◆ **Entries shown**

-=-=-

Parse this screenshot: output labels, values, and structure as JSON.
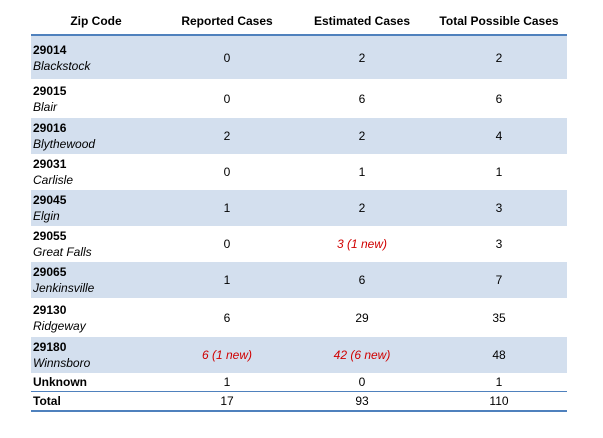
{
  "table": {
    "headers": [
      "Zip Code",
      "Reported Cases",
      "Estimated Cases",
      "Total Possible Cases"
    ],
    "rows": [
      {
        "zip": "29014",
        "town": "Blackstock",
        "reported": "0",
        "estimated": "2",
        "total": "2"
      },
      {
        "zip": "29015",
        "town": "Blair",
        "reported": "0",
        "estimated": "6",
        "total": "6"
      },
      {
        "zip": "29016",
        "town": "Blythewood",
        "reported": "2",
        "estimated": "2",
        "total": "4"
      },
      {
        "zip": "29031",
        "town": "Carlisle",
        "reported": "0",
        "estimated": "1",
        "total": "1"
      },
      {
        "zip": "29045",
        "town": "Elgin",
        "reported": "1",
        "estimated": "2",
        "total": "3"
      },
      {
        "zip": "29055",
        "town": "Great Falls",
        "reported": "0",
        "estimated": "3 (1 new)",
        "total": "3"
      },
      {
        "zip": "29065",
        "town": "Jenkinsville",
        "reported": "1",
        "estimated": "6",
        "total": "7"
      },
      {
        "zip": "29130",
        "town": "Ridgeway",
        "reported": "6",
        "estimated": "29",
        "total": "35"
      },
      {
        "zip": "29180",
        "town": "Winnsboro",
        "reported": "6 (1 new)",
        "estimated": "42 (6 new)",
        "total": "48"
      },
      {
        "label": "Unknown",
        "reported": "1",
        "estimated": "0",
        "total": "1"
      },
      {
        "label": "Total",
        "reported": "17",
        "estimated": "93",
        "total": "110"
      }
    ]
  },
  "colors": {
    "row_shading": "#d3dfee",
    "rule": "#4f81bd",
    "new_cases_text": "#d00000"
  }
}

-=-=-

◆ **Task goal**
Extract all the entries word for word; omit any pictures.

◆ **Finished exercise**
Parse this screenshot: output labels, values, and structure as JSON.
{
  "table": {
    "headers": [
      "Zip Code",
      "Reported Cases",
      "Estimated Cases",
      "Total Possible Cases"
    ],
    "rows": [
      {
        "zip": "29014",
        "town": "Blackstock",
        "reported": "0",
        "estimated": "2",
        "total": "2"
      },
      {
        "zip": "29015",
        "town": "Blair",
        "reported": "0",
        "estimated": "6",
        "total": "6"
      },
      {
        "zip": "29016",
        "town": "Blythewood",
        "reported": "2",
        "estimated": "2",
        "total": "4"
      },
      {
        "zip": "29031",
        "town": "Carlisle",
        "reported": "0",
        "estimated": "1",
        "total": "1"
      },
      {
        "zip": "29045",
        "town": "Elgin",
        "reported": "1",
        "estimated": "2",
        "total": "3"
      },
      {
        "zip": "29055",
        "town": "Great Falls",
        "reported": "0",
        "estimated": "3 (1 new)",
        "total": "3"
      },
      {
        "zip": "29065",
        "town": "Jenkinsville",
        "reported": "1",
        "estimated": "6",
        "total": "7"
      },
      {
        "zip": "29130",
        "town": "Ridgeway",
        "reported": "6",
        "estimated": "29",
        "total": "35"
      },
      {
        "zip": "29180",
        "town": "Winnsboro",
        "reported": "6 (1 new)",
        "estimated": "42 (6 new)",
        "total": "48"
      },
      {
        "label": "Unknown",
        "reported": "1",
        "estimated": "0",
        "total": "1"
      },
      {
        "label": "Total",
        "reported": "17",
        "estimated": "93",
        "total": "110"
      }
    ]
  },
  "colors": {
    "row_shading": "#d3dfee",
    "rule": "#4f81bd",
    "new_cases_text": "#d00000"
  }
}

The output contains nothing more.